Data provided:
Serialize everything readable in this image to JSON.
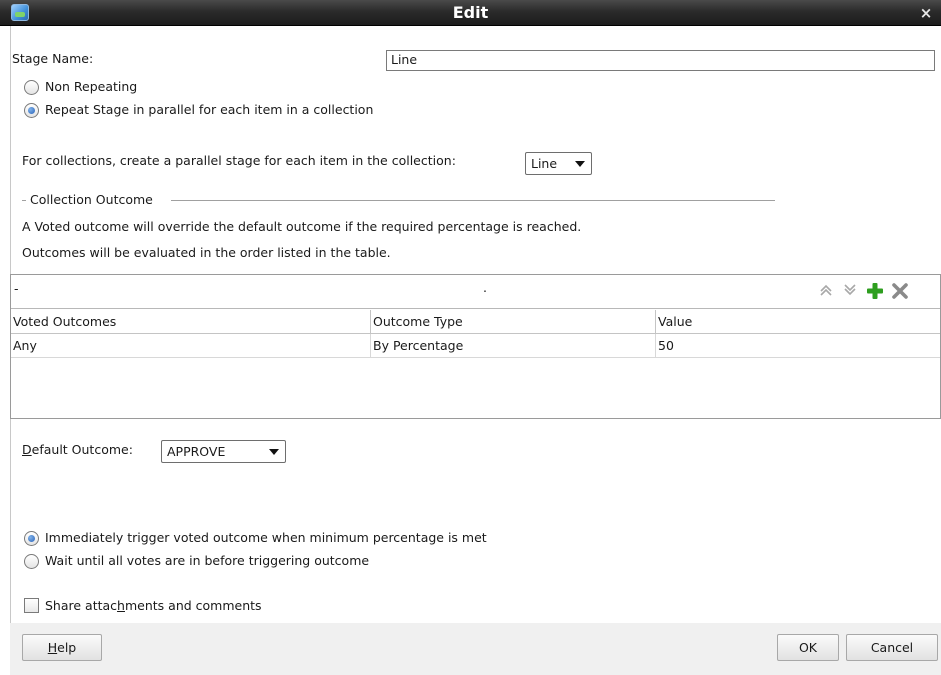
{
  "window": {
    "title": "Edit",
    "close_glyph": "×"
  },
  "stage_name": {
    "label": "Stage Name:",
    "value": "Line"
  },
  "repeat": {
    "option_non_repeating": "Non Repeating",
    "option_parallel": "Repeat Stage in parallel for each item in a collection",
    "selected": "parallel"
  },
  "collection": {
    "label": "For collections, create a parallel stage for each item in the collection:",
    "selected": "Line"
  },
  "collection_outcome": {
    "section_title": "Collection Outcome",
    "info_line1": "A Voted outcome will override the default outcome if the required percentage is reached.",
    "info_line2": "Outcomes will be evaluated in the order listed in the table."
  },
  "outcomes_table": {
    "toolbar_marks": [
      "-",
      "."
    ],
    "columns": [
      "Voted Outcomes",
      "Outcome Type",
      "Value"
    ],
    "rows": [
      [
        "Any",
        "By Percentage",
        "50"
      ]
    ]
  },
  "default_outcome": {
    "label_first": "D",
    "label_rest": "efault Outcome:",
    "selected": "APPROVE"
  },
  "trigger": {
    "option_immediate": "Immediately trigger voted outcome when minimum percentage is met",
    "option_wait": "Wait until all votes are in before triggering outcome",
    "selected": "immediate"
  },
  "share": {
    "label_before": "Share attac",
    "label_mnemonic": "h",
    "label_after": "ments and comments",
    "checked": false
  },
  "buttons": {
    "help_mnemonic": "H",
    "help_rest": "elp",
    "ok": "OK",
    "cancel": "Cancel"
  },
  "icons": {
    "move_up": "double-chevron-up-icon",
    "move_down": "double-chevron-down-icon",
    "add": "plus-icon",
    "delete": "x-icon"
  },
  "colors": {
    "add_icon": "#2e9e1f",
    "delete_icon": "#8a8a8a",
    "titlebar": "#2b2b2b"
  }
}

Required task: Skip every picture and transcribe the data above exactly.

The solution:
Serialize everything readable in this image to JSON.
{
  "window": {
    "title": "Edit",
    "close_glyph": "×"
  },
  "stage_name": {
    "label": "Stage Name:",
    "value": "Line"
  },
  "repeat": {
    "option_non_repeating": "Non Repeating",
    "option_parallel": "Repeat Stage in parallel for each item in a collection",
    "selected": "parallel"
  },
  "collection": {
    "label": "For collections, create a parallel stage for each item in the collection:",
    "selected": "Line"
  },
  "collection_outcome": {
    "section_title": "Collection Outcome",
    "info_line1": "A Voted outcome will override the default outcome if the required percentage is reached.",
    "info_line2": "Outcomes will be evaluated in the order listed in the table."
  },
  "outcomes_table": {
    "toolbar_marks": [
      "-",
      "."
    ],
    "columns": [
      "Voted Outcomes",
      "Outcome Type",
      "Value"
    ],
    "rows": [
      [
        "Any",
        "By Percentage",
        "50"
      ]
    ]
  },
  "default_outcome": {
    "label_first": "D",
    "label_rest": "efault Outcome:",
    "selected": "APPROVE"
  },
  "trigger": {
    "option_immediate": "Immediately trigger voted outcome when minimum percentage is met",
    "option_wait": "Wait until all votes are in before triggering outcome",
    "selected": "immediate"
  },
  "share": {
    "label_before": "Share attac",
    "label_mnemonic": "h",
    "label_after": "ments and comments",
    "checked": false
  },
  "buttons": {
    "help_mnemonic": "H",
    "help_rest": "elp",
    "ok": "OK",
    "cancel": "Cancel"
  },
  "icons": {
    "move_up": "double-chevron-up-icon",
    "move_down": "double-chevron-down-icon",
    "add": "plus-icon",
    "delete": "x-icon"
  },
  "colors": {
    "add_icon": "#2e9e1f",
    "delete_icon": "#8a8a8a",
    "titlebar": "#2b2b2b"
  }
}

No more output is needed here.